Exercise instructions: Can you transcribe every entry word for word, skipping the images?

Data records:
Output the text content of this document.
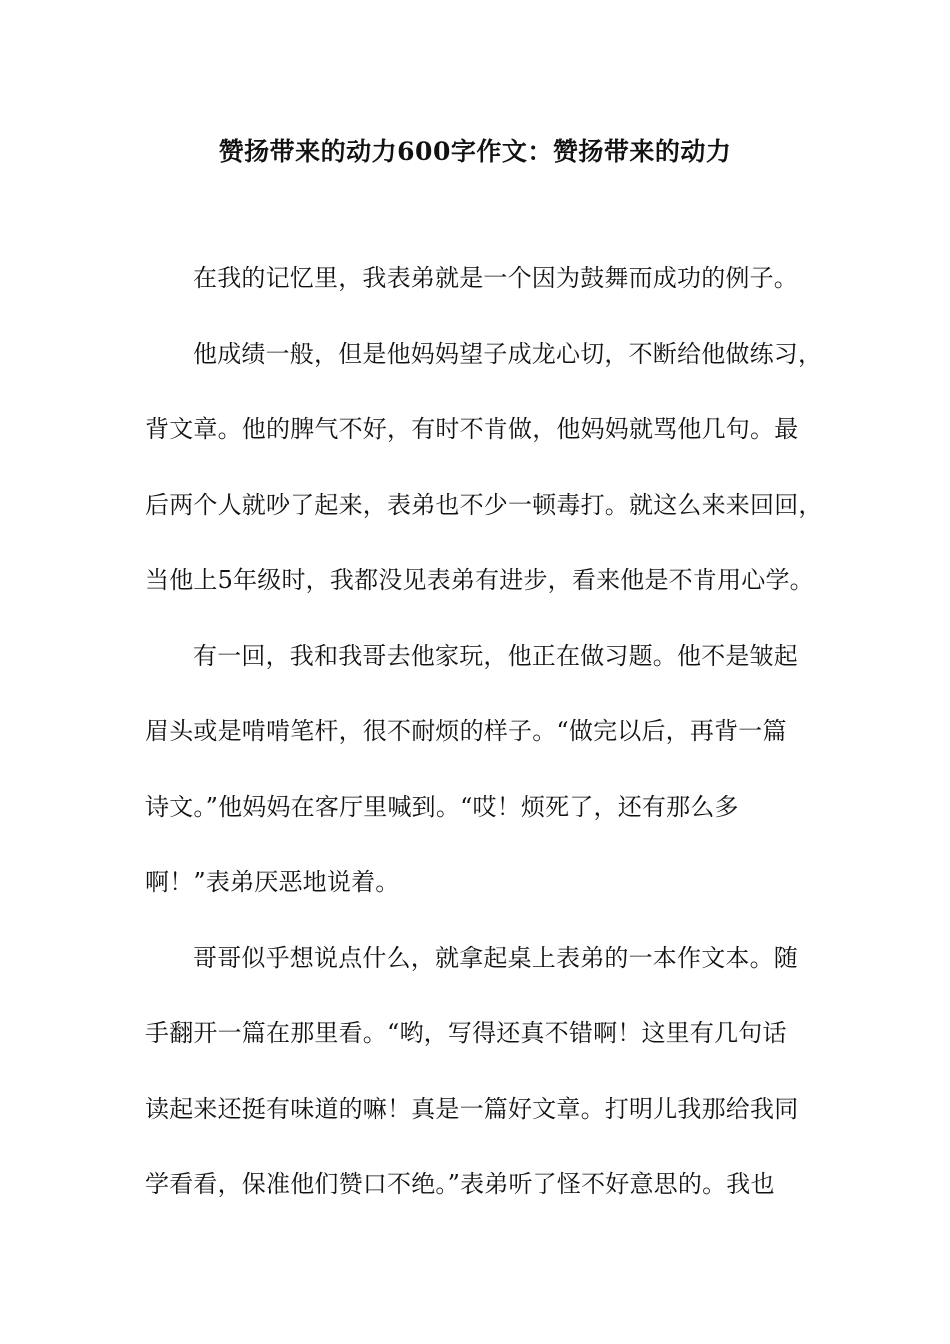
赞扬带来的动力600字作文：赞扬带来的动力
在我的记忆里，我表弟就是一个因为鼓舞而成功的例子。
他成绩一般，但是他妈妈望子成龙心切，不断给他做练习，
背文章。他的脾气不好，有时不肯做，他妈妈就骂他几句。最
后两个人就吵了起来，表弟也不少一顿毒打。就这么来来回回，
当他上5年级时，我都没见表弟有进步，看来他是不肯用心学。
有一回，我和我哥去他家玩，他正在做习题。他不是皱起
眉头或是啃啃笔杆，很不耐烦的样子。“做完以后，再背一篇
诗文。”他妈妈在客厅里喊到。“哎！烦死了，还有那么多
啊！”表弟厌恶地说着。
哥哥似乎想说点什么，就拿起桌上表弟的一本作文本。随
手翻开一篇在那里看。“哟，写得还真不错啊！这里有几句话
读起来还挺有味道的嘛！真是一篇好文章。打明儿我那给我同
学看看，保准他们赞口不绝。”表弟听了怪不好意思的。我也
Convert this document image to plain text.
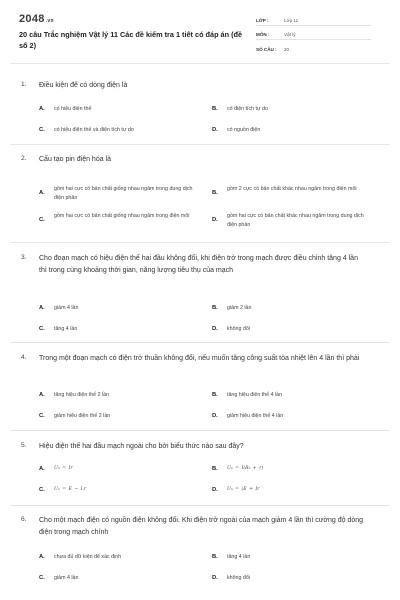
2048.vn
20 câu Trắc nghiệm Vật lý 11 Các đề kiểm tra 1 tiết có đáp án (đề số 2)
LỚP :	Lớp 11
MÔN :	Vật lý
SỐ CÂU : 20
1. Điều kiện để có dòng điện là
A. có hiệu điện thế	B. có điện tích tự do
C. có hiệu điện thế và điện tích tự do	D. có nguồn điện
2. Cấu tạo pin điện hóa là
A.
gồm hai cực có bản chất giống nhau ngâm trong dung dịch điện phân
B.
gồm 2 cực có bản chất khác nhau ngâm trong điện môi
C.
gồm hai cực có bản chất giống nhau ngâm trong điện môi
D.
gồm hai cực có bản chất khác nhau ngâm trong dung dịch điện phân
3. Cho đoạn mạch có hiệu điện thế hai đầu không đổi, khi điện trở trong mạch được điều chỉnh tăng 4 lần thì trong cùng khoảng thời gian, năng lượng tiêu thụ của mạch
A. giảm 4 lần	B. giảm 2 lần
C. tăng 4 lần	D. không đổi
4. Trong một đoạn mạch có điện trở thuần không đổi, nếu muốn tăng công suất tỏa nhiệt lên 4 lần thì phải
A. tăng hiệu điện thế 2 lần	B. tăng hiệu điện thế 4 lần
C. giảm hiệu điện thế 2 lần	D. giảm hiệu điện thế 4 lần
5. Hiệu điện thế hai đầu mạch ngoài cho bởi biểu thức nào sau đây?
A. Uₙ = Ir	B. Uₙ = I(Rₙ + r)
C. Uₙ = E − I.r	D. Uₙ = (E + Ir
6. Cho một mạch điện có nguồn điện không đổi. Khi điện trở ngoài của mạch giảm 4 lần thì cường độ dòng điện trong mạch chính
A. chưa đủ dữ kiện để xác định	B. tăng 4 lần
C. giảm 4 lần	D. không đổi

Solution:
Output the text content of this document.
赞扬带来的动力600字作文：赞扬带来的动力
在我的记忆里，我表弟就是一个因为鼓舞而成功的例子。
他成绩一般，但是他妈妈望子成龙心切，不断给他做练习，
背文章。他的脾气不好，有时不肯做，他妈妈就骂他几句。最
后两个人就吵了起来，表弟也不少一顿毒打。就这么来来回回，
当他上5年级时，我都没见表弟有进步，看来他是不肯用心学。
有一回，我和我哥去他家玩，他正在做习题。他不是皱起
眉头或是啃啃笔杆，很不耐烦的样子。“做完以后，再背一篇
诗文。”他妈妈在客厅里喊到。“哎！烦死了，还有那么多
啊！”表弟厌恶地说着。
哥哥似乎想说点什么，就拿起桌上表弟的一本作文本。随
手翻开一篇在那里看。“哟，写得还真不错啊！这里有几句话
读起来还挺有味道的嘛！真是一篇好文章。打明儿我那给我同
学看看，保准他们赞口不绝。”表弟听了怪不好意思的。我也
Convert this document image to plain text.
2048.vn
20 câu Trắc nghiệm Vật lý 11 Các đề kiểm tra 1 tiết có đáp án (đề số 2)
LỚP :	Lớp 11
MÔN :	Vật lý
SỐ CÂU : 20
1. Điều kiện để có dòng điện là
A. có hiệu điện thế	B. có điện tích tự do
C. có hiệu điện thế và điện tích tự do	D. có nguồn điện
2. Cấu tạo pin điện hóa là
A.
gồm hai cực có bản chất giống nhau ngâm trong dung dịch điện phân
B.
gồm 2 cực có bản chất khác nhau ngâm trong điện môi
C.
gồm hai cực có bản chất giống nhau ngâm trong điện môi
D.
gồm hai cực có bản chất khác nhau ngâm trong dung dịch điện phân
3. Cho đoạn mạch có hiệu điện thế hai đầu không đổi, khi điện trở trong mạch được điều chỉnh tăng 4 lần thì trong cùng khoảng thời gian, năng lượng tiêu thụ của mạch
A. giảm 4 lần	B. giảm 2 lần
C. tăng 4 lần	D. không đổi
4. Trong một đoạn mạch có điện trở thuần không đổi, nếu muốn tăng công suất tỏa nhiệt lên 4 lần thì phải
A. tăng hiệu điện thế 2 lần	B. tăng hiệu điện thế 4 lần
C. giảm hiệu điện thế 2 lần	D. giảm hiệu điện thế 4 lần
5. Hiệu điện thế hai đầu mạch ngoài cho bởi biểu thức nào sau đây?
A. Uₙ = Ir	B. Uₙ = I(Rₙ + r)
C. Uₙ = E − I.r	D. Uₙ = (E + Ir
6. Cho một mạch điện có nguồn điện không đổi. Khi điện trở ngoài của mạch giảm 4 lần thì cường độ dòng điện trong mạch chính
A. chưa đủ dữ kiện để xác định	B. tăng 4 lần
C. giảm 4 lần	D. không đổi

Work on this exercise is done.